▶ [Requirement] Copy out the lines that include the word "name".

Figure content listings:
==================================================

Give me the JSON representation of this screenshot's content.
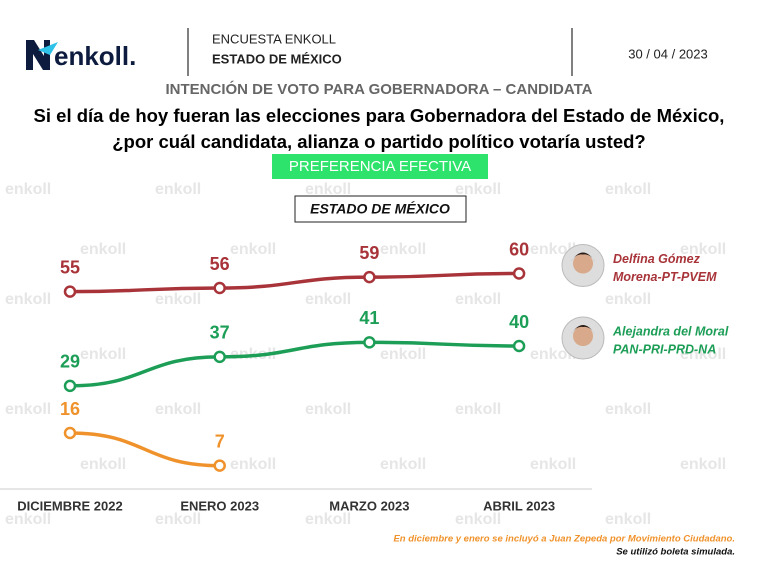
{
  "header": {
    "logo": "enkoll.",
    "survey": "ENCUESTA ENKOLL",
    "region": "ESTADO DE MÉXICO",
    "date": "30 / 04 / 2023"
  },
  "watermark": "enkoll",
  "chart_data": {
    "type": "line",
    "title": "INTENCIÓN DE VOTO PARA GOBERNADORA – CANDIDATA",
    "question": [
      "Si el día de hoy fueran las elecciones para Gobernadora del Estado de México,",
      "¿por cuál candidata, alianza o partido político votaría usted?"
    ],
    "badge": "PREFERENCIA EFECTIVA",
    "subtitle": "ESTADO DE MÉXICO",
    "categories": [
      "DICIEMBRE 2022",
      "ENERO 2023",
      "MARZO 2023",
      "ABRIL 2023"
    ],
    "series": [
      {
        "name": "Delfina Gómez",
        "party": "Morena-PT-PVEM",
        "color": "#a8343a",
        "values": [
          55,
          56,
          59,
          60
        ]
      },
      {
        "name": "Alejandra del Moral",
        "party": "PAN-PRI-PRD-NA",
        "color": "#1c9e57",
        "values": [
          29,
          37,
          41,
          40
        ]
      },
      {
        "color": "#f0922b",
        "values": [
          16,
          7,
          null,
          null
        ]
      }
    ],
    "notes": [
      "En diciembre y enero se incluyó a Juan Zepeda por Movimiento Ciudadano.",
      "Se utilizó boleta simulada."
    ]
  }
}
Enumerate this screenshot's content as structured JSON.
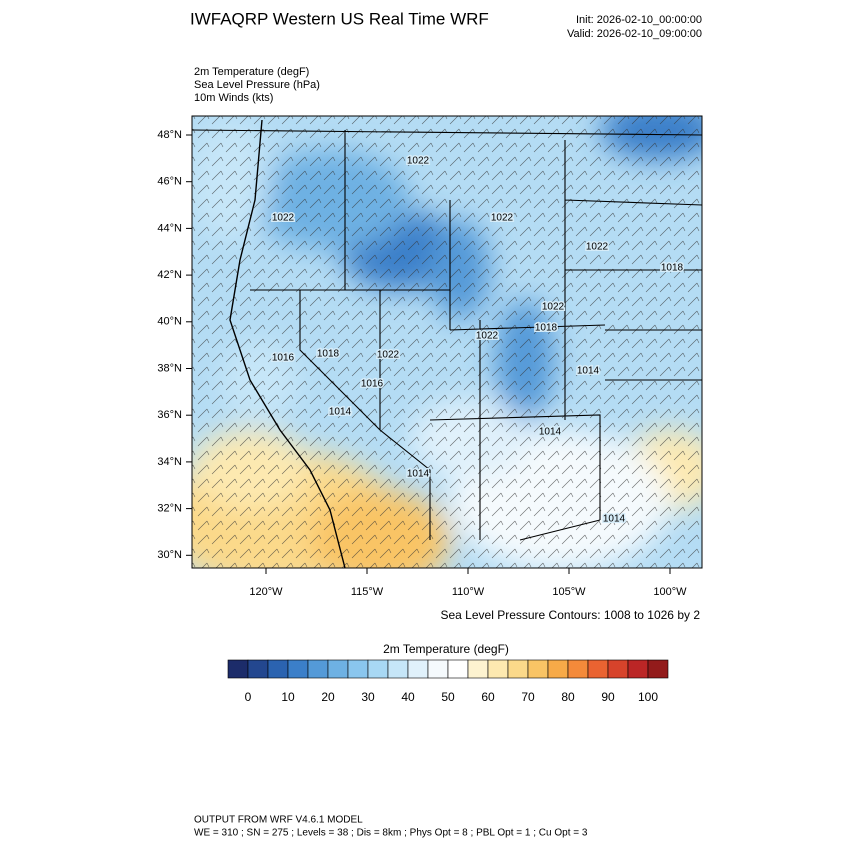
{
  "header": {
    "title": "IWFAQRP Western US Real Time WRF",
    "init": "Init: 2026-02-10_00:00:00",
    "valid": "Valid: 2026-02-10_09:00:00"
  },
  "fields": [
    "2m Temperature   (degF)",
    "Sea Level Pressure   (hPa)",
    "10m Winds   (kts)"
  ],
  "map": {
    "lat_ticks": [
      {
        "value": 48,
        "label": "48°N"
      },
      {
        "value": 46,
        "label": "46°N"
      },
      {
        "value": 44,
        "label": "44°N"
      },
      {
        "value": 42,
        "label": "42°N"
      },
      {
        "value": 40,
        "label": "40°N"
      },
      {
        "value": 38,
        "label": "38°N"
      },
      {
        "value": 36,
        "label": "36°N"
      },
      {
        "value": 34,
        "label": "34°N"
      },
      {
        "value": 32,
        "label": "32°N"
      },
      {
        "value": 30,
        "label": "30°N"
      }
    ],
    "lon_ticks": [
      {
        "value": -120,
        "label": "120°W"
      },
      {
        "value": -115,
        "label": "115°W"
      },
      {
        "value": -110,
        "label": "110°W"
      },
      {
        "value": -105,
        "label": "105°W"
      },
      {
        "value": -100,
        "label": "100°W"
      }
    ],
    "contour_labels": [
      "1022",
      "1022",
      "1022",
      "1022",
      "1018",
      "1022",
      "1022",
      "1018",
      "1016",
      "1018",
      "1022",
      "1016",
      "1014",
      "1014",
      "1014",
      "1014",
      "1014"
    ],
    "contour_note": "Sea Level Pressure Contours: 1008 to 1026 by 2"
  },
  "colorbar": {
    "title": "2m Temperature  (degF)",
    "labels": [
      0,
      10,
      20,
      30,
      40,
      50,
      60,
      70,
      80,
      90,
      100
    ],
    "colors": [
      "#1c2c6a",
      "#23478f",
      "#2b63b0",
      "#3b7fc9",
      "#549ad8",
      "#6eb1e3",
      "#8ac6ee",
      "#a8d8f4",
      "#c6e6f8",
      "#e0f1fb",
      "#f5fafd",
      "#ffffff",
      "#fdf3d0",
      "#fde9b0",
      "#fbd98a",
      "#f9c465",
      "#f7aa48",
      "#f48a3a",
      "#ea6331",
      "#d7432b",
      "#bb2626",
      "#931b1b"
    ]
  },
  "footer": [
    "OUTPUT FROM WRF V4.6.1 MODEL",
    "WE = 310 ; SN = 275 ; Levels = 38 ; Dis = 8km ; Phys Opt = 8 ; PBL Opt = 1 ; Cu Opt = 3"
  ]
}
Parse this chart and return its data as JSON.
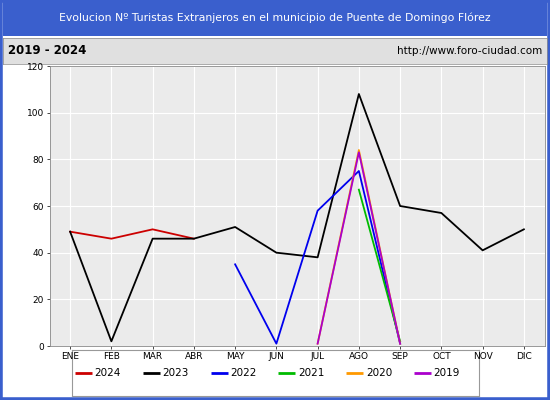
{
  "title": "Evolucion Nº Turistas Extranjeros en el municipio de Puente de Domingo Flórez",
  "subtitle_left": "2019 - 2024",
  "subtitle_right": "http://www.foro-ciudad.com",
  "months": [
    "ENE",
    "FEB",
    "MAR",
    "ABR",
    "MAY",
    "JUN",
    "JUL",
    "AGO",
    "SEP",
    "OCT",
    "NOV",
    "DIC"
  ],
  "series": {
    "2024": {
      "color": "#cc0000",
      "data": [
        49,
        46,
        50,
        46,
        null,
        null,
        null,
        null,
        null,
        null,
        null,
        null
      ]
    },
    "2023": {
      "color": "#000000",
      "data": [
        49,
        2,
        46,
        46,
        51,
        40,
        38,
        108,
        60,
        57,
        41,
        50
      ]
    },
    "2022": {
      "color": "#0000ee",
      "data": [
        null,
        null,
        null,
        null,
        35,
        1,
        58,
        75,
        1,
        null,
        null,
        null
      ]
    },
    "2021": {
      "color": "#00bb00",
      "data": [
        null,
        null,
        null,
        null,
        null,
        null,
        null,
        67,
        2,
        null,
        null,
        null
      ]
    },
    "2020": {
      "color": "#ff9900",
      "data": [
        null,
        null,
        null,
        null,
        null,
        null,
        1,
        84,
        1,
        null,
        null,
        null
      ]
    },
    "2019": {
      "color": "#aa00cc",
      "data": [
        null,
        null,
        null,
        null,
        null,
        null,
        1,
        83,
        1,
        null,
        null,
        null
      ]
    }
  },
  "ylim": [
    0,
    120
  ],
  "yticks": [
    0,
    20,
    40,
    60,
    80,
    100,
    120
  ],
  "bg_title": "#3a5fcd",
  "bg_subtitle": "#e0e0e0",
  "bg_plot": "#ebebeb",
  "bg_outer": "#ffffff",
  "border_color": "#3a5fcd",
  "grid_color": "#ffffff",
  "title_color": "#ffffff",
  "subtitle_color": "#000000",
  "legend_items": [
    [
      "2024",
      "#cc0000"
    ],
    [
      "2023",
      "#000000"
    ],
    [
      "2022",
      "#0000ee"
    ],
    [
      "2021",
      "#00bb00"
    ],
    [
      "2020",
      "#ff9900"
    ],
    [
      "2019",
      "#aa00cc"
    ]
  ]
}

==================================================

▶ [Exercise result]
        "name": "Delfina Gómez",
        "name": "Alejandra del Moral",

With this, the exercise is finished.